== Provided text ==
=== Section Start ===
Observation from the path of Typhoon Bopha

The term “path of a hurricane” is something you often hear in the news, but actually seeing the devastation that these strong winds and heavy rains cause is something you don’t realize until you have visited an area where one has gone through. When that area is a rural area in a developing country, then the devastation is even more than you can imagine. Today we visited parts of Compostela Valley on the island of Mindanao in the Philippines, one of the areas that was badly hit by Typhoon Bopha (local name Pablo) last week. We got to accompany one of NetHope’s member organizations, Plan International that is performing relief operations in the area and expects to be running relief and rehabilitation programs here for 18-24 months.

As you visit these badly affected areas it was impressive to see how in the main municipalities, there are incident command posts set up, even when the buildings they are housed in area severely damaged. These incident command posts are where all of the operational action occurs. Relief goods from donors, both private and public, arrive on trucks that then get information from the staff at the incident command post on where to deliver the goods. Everything is tracked and recorded to ensure that the items go where they are most needed. Relief agencies, like Plan, visit the incident command post to get information about where their services are most needed. They share with the incident command post their plans and again everything gets recorded to ensure that there is as little duplication of effort as possible. There relief organizations also get updated information about the situation in the region and about what things were like before the typhoon hit.
=== Section End ===
== Given records ==
=== Section Start ===
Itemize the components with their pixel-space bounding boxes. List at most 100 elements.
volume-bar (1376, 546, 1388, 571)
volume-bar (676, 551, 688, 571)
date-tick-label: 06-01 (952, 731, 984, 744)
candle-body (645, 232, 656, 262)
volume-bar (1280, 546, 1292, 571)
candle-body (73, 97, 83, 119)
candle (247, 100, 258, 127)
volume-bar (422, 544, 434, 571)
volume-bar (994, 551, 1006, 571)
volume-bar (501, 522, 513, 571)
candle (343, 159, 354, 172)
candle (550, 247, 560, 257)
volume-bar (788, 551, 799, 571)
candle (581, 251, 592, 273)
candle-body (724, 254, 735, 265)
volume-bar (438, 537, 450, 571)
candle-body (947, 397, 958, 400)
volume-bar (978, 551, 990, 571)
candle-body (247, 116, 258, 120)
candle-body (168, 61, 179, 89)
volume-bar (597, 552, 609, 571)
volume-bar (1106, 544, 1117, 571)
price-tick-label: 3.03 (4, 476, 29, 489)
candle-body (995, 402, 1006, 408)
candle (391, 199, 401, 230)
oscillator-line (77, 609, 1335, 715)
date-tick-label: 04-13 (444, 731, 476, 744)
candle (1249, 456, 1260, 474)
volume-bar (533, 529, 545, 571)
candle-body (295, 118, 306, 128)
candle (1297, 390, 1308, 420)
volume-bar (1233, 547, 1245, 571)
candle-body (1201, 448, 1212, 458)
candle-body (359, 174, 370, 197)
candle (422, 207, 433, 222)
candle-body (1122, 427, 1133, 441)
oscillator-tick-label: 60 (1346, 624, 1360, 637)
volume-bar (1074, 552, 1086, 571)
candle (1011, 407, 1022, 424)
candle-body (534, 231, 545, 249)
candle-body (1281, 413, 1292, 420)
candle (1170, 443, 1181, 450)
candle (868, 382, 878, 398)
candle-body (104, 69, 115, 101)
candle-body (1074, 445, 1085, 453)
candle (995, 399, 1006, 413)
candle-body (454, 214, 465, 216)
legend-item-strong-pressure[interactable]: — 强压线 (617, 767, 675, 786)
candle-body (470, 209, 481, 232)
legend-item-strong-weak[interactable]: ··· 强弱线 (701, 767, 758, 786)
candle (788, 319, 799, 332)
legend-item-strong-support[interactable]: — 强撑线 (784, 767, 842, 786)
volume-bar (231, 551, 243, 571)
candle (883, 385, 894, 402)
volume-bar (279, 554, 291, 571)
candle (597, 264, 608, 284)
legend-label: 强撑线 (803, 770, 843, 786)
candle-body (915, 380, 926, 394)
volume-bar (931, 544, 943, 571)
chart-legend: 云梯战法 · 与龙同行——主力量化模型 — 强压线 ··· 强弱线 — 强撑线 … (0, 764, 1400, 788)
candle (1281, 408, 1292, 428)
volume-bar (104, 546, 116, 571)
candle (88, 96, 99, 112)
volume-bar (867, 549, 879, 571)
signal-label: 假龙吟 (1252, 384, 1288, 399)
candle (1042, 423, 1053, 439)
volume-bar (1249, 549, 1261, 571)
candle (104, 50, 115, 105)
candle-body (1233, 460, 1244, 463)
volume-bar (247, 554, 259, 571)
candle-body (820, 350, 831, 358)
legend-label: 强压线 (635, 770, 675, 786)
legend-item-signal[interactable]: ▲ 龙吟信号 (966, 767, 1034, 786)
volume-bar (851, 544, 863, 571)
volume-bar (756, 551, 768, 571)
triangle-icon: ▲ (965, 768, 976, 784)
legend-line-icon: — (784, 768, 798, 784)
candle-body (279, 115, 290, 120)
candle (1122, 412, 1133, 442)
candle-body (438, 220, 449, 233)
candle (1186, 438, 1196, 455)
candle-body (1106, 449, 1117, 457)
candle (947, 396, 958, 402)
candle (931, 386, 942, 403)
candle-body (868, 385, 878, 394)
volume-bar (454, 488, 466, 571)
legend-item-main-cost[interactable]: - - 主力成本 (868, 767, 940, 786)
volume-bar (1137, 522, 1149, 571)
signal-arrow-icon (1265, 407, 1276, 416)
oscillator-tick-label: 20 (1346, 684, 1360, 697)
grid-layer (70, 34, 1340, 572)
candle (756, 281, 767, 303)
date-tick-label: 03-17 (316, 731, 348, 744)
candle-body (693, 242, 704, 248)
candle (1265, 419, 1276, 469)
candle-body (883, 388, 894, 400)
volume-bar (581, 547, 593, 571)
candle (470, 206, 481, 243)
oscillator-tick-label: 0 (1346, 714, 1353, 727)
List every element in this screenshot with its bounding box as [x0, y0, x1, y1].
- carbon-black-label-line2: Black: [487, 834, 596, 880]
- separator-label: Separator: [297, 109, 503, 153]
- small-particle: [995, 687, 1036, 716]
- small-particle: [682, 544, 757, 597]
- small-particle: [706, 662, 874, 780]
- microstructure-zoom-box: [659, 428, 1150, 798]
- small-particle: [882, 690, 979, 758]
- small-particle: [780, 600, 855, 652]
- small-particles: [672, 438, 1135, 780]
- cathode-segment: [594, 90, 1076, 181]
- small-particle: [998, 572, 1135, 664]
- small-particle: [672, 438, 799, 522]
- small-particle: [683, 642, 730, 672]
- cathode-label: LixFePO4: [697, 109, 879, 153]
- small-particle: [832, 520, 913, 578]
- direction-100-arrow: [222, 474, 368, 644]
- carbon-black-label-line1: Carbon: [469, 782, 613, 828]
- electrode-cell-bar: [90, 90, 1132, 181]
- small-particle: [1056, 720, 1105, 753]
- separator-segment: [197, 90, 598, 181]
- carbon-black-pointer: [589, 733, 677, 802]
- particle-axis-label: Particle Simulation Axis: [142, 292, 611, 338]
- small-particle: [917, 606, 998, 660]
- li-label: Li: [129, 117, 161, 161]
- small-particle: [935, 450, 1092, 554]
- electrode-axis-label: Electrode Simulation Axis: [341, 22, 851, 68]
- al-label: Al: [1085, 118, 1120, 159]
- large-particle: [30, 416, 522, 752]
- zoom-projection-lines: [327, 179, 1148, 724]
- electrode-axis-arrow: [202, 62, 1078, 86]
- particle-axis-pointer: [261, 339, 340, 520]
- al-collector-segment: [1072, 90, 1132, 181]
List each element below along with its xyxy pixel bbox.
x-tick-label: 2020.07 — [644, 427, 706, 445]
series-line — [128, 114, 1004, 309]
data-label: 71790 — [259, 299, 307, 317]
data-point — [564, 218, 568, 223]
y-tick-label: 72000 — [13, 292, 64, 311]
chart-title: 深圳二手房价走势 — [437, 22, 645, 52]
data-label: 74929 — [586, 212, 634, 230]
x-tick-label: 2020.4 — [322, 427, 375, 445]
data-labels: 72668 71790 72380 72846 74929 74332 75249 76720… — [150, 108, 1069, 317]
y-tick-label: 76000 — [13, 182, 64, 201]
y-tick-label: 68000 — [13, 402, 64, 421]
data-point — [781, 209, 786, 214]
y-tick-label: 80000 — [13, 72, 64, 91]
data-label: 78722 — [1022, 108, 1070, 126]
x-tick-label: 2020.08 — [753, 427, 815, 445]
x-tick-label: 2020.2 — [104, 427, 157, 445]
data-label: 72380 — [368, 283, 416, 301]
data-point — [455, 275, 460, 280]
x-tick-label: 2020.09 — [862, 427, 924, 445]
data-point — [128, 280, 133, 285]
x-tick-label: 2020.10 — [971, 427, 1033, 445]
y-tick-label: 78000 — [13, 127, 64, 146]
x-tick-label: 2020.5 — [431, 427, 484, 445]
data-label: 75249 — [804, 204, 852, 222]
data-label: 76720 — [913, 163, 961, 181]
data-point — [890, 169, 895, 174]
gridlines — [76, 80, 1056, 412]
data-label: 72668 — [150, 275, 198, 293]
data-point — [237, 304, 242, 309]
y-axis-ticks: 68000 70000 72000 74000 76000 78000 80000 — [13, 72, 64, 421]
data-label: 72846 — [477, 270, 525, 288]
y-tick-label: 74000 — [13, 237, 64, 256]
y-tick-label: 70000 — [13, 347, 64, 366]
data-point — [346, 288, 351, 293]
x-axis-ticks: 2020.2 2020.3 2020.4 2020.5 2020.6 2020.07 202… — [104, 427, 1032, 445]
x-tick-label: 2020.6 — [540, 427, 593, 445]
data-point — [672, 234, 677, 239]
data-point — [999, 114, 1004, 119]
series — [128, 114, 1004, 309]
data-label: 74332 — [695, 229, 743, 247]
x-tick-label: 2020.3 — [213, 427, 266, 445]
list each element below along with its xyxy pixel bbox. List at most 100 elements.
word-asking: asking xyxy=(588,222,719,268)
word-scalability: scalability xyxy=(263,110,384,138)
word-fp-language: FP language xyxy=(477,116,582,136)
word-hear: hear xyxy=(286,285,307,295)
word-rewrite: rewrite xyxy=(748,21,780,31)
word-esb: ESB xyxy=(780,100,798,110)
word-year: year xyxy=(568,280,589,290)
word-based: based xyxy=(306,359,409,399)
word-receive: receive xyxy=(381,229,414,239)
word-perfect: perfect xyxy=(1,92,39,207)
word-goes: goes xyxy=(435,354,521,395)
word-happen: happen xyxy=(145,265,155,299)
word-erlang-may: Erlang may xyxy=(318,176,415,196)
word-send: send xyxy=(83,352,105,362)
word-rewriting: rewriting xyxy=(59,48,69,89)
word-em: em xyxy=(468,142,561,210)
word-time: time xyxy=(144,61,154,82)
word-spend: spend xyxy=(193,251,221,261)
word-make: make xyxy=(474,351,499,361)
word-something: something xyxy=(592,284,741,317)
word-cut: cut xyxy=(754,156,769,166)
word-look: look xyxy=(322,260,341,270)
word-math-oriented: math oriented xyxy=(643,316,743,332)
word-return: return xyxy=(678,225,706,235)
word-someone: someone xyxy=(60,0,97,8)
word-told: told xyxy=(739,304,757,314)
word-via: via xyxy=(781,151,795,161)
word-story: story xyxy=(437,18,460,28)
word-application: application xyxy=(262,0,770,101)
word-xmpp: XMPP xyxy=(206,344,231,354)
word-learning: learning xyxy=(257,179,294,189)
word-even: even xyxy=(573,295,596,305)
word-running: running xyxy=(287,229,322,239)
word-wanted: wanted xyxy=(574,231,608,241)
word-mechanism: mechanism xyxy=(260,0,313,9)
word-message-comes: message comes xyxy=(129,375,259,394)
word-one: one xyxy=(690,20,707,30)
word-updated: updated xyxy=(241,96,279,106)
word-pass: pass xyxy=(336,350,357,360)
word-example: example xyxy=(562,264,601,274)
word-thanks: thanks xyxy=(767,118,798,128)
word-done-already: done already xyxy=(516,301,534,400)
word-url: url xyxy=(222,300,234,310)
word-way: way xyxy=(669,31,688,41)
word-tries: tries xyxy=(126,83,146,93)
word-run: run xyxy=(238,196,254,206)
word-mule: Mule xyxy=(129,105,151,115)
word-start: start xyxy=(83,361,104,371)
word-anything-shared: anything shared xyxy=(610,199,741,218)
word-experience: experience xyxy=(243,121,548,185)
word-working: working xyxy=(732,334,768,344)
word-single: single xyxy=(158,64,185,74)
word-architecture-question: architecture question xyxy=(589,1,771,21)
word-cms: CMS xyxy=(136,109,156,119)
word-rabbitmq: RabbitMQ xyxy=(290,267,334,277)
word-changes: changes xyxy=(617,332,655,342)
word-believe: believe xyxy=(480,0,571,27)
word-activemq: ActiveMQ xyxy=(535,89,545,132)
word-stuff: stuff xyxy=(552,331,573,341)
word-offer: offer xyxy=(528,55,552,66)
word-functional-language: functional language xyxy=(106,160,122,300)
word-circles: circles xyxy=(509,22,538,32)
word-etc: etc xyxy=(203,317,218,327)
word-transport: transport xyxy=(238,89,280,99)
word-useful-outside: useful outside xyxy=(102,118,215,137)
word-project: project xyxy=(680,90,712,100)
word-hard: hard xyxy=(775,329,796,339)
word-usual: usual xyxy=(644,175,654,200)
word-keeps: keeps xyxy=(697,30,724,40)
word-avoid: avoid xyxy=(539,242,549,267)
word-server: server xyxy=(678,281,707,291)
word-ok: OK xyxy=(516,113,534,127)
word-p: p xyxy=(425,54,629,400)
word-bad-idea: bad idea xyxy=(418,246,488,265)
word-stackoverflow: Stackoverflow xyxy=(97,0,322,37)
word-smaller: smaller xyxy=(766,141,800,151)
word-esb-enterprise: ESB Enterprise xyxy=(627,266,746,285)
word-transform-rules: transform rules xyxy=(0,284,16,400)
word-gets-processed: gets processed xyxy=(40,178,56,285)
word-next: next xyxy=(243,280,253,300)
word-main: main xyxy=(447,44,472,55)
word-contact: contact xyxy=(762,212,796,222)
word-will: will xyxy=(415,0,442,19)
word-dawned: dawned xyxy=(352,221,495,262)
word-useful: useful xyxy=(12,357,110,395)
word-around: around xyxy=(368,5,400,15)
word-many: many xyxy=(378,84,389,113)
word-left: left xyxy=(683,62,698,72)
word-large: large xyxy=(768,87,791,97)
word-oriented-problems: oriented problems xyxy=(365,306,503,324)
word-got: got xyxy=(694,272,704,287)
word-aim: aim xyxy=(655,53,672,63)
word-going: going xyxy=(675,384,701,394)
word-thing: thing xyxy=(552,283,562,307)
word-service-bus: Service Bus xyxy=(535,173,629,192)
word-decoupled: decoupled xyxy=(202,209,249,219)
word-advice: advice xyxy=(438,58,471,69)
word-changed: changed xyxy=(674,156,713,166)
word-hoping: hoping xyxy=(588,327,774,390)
=== Section End ===
== Complete the following ==
a - Translate this sentence from the Typhoon Bopha account into Spanish: "These incident command posts are where all of the operational action occurs."
b - Carry the Typhoon Bopha account forward from its last sentence.

== Numbered answers ==
a - Estos puestos de mando de incidentes son donde ocurre toda la acción operativa.

b -
This level of organization is impressive to witness, because in many countries around the world that I have visited, there is not as effective disaster management coordination at the local governmental level as one sees here in the Philippines. The reason of course is that in the Philippines over the last decade, there has been quite an investment in training people and putting the incident management system in place. This investment in building local capacity is important, because it allows the relief efforts to be driven by the people that know those affected and the area itself the best.

At many of these incident command posts there is lack of water, electricity and communications. Large whiteboards and stacks of notebooks are utilized to share and keep track of information about the situation. While they certainly do their job of sharing the information to those that visit the command posts, they create an additional layer in the coordination effort. Anyone that wants to operate in the area, must visit the incident command posts to get updated about the situation and to share information about what they are planning to do. What is even worse is that all baseline data, such as where all the water facilities, schools and health clinics is also only available at the incident command posts. Folders containing this information are repeatedly “copied” by response organizations, by taking photographs of the baseline data. Same applies to the situational data. The big whiteboards get photographed again and again. These photographs are then used to recreate the data back in the base of operations for each particular organization.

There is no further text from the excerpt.